> **STATED GOAL**
Write out all of the entries exactly, please.

***** INPUT DATA

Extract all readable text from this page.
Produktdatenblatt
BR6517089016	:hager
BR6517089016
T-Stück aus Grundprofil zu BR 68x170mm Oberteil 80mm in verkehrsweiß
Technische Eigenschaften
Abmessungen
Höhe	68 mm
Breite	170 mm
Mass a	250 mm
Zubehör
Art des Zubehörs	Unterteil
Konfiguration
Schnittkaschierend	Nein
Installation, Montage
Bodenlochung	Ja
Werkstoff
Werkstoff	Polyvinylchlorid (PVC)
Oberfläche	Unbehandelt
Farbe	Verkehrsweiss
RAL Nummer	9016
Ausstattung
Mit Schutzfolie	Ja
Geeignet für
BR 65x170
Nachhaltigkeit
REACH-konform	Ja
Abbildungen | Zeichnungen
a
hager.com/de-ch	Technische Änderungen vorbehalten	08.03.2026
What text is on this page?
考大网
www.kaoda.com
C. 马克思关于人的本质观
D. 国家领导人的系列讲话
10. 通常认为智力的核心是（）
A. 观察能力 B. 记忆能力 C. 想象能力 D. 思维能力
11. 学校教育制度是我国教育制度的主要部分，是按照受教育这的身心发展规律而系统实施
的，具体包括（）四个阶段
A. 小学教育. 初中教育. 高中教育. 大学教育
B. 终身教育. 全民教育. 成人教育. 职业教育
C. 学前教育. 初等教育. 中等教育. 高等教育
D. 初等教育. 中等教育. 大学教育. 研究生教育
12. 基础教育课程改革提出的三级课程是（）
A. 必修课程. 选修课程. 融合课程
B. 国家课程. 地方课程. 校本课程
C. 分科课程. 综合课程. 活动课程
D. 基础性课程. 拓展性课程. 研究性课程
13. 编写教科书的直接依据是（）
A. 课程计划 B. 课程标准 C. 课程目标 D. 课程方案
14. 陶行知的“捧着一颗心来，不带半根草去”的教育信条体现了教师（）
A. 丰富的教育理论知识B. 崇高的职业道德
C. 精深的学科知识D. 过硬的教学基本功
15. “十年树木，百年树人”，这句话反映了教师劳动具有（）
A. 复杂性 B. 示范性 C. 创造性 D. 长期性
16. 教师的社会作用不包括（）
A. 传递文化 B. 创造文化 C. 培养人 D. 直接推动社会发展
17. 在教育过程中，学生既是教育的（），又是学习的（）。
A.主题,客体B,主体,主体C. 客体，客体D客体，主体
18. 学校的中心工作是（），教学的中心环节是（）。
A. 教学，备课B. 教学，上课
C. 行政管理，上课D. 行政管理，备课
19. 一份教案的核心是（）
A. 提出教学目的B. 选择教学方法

**********

> **RESPONSE TO THE EXERCISE**
Extract all readable text from this page.
Produktdatenblatt
BR6517089016	:hager
BR6517089016
T-Stück aus Grundprofil zu BR 68x170mm Oberteil 80mm in verkehrsweiß
Technische Eigenschaften
Abmessungen
Höhe	68 mm
Breite	170 mm
Mass a	250 mm
Zubehör
Art des Zubehörs	Unterteil
Konfiguration
Schnittkaschierend	Nein
Installation, Montage
Bodenlochung	Ja
Werkstoff
Werkstoff	Polyvinylchlorid (PVC)
Oberfläche	Unbehandelt
Farbe	Verkehrsweiss
RAL Nummer	9016
Ausstattung
Mit Schutzfolie	Ja
Geeignet für
BR 65x170
Nachhaltigkeit
REACH-konform	Ja
Abbildungen | Zeichnungen
a
hager.com/de-ch	Technische Änderungen vorbehalten	08.03.2026
What text is on this page?
考大网
www.kaoda.com
C. 马克思关于人的本质观
D. 国家领导人的系列讲话
10. 通常认为智力的核心是（）
A. 观察能力 B. 记忆能力 C. 想象能力 D. 思维能力
11. 学校教育制度是我国教育制度的主要部分，是按照受教育这的身心发展规律而系统实施
的，具体包括（）四个阶段
A. 小学教育. 初中教育. 高中教育. 大学教育
B. 终身教育. 全民教育. 成人教育. 职业教育
C. 学前教育. 初等教育. 中等教育. 高等教育
D. 初等教育. 中等教育. 大学教育. 研究生教育
12. 基础教育课程改革提出的三级课程是（）
A. 必修课程. 选修课程. 融合课程
B. 国家课程. 地方课程. 校本课程
C. 分科课程. 综合课程. 活动课程
D. 基础性课程. 拓展性课程. 研究性课程
13. 编写教科书的直接依据是（）
A. 课程计划 B. 课程标准 C. 课程目标 D. 课程方案
14. 陶行知的“捧着一颗心来，不带半根草去”的教育信条体现了教师（）
A. 丰富的教育理论知识B. 崇高的职业道德
C. 精深的学科知识D. 过硬的教学基本功
15. “十年树木，百年树人”，这句话反映了教师劳动具有（）
A. 复杂性 B. 示范性 C. 创造性 D. 长期性
16. 教师的社会作用不包括（）
A. 传递文化 B. 创造文化 C. 培养人 D. 直接推动社会发展
17. 在教育过程中，学生既是教育的（），又是学习的（）。
A.主题,客体B,主体,主体C. 客体，客体D客体，主体
18. 学校的中心工作是（），教学的中心环节是（）。
A. 教学，备课B. 教学，上课
C. 行政管理，上课D. 行政管理，备课
19. 一份教案的核心是（）
A. 提出教学目的B. 选择教学方法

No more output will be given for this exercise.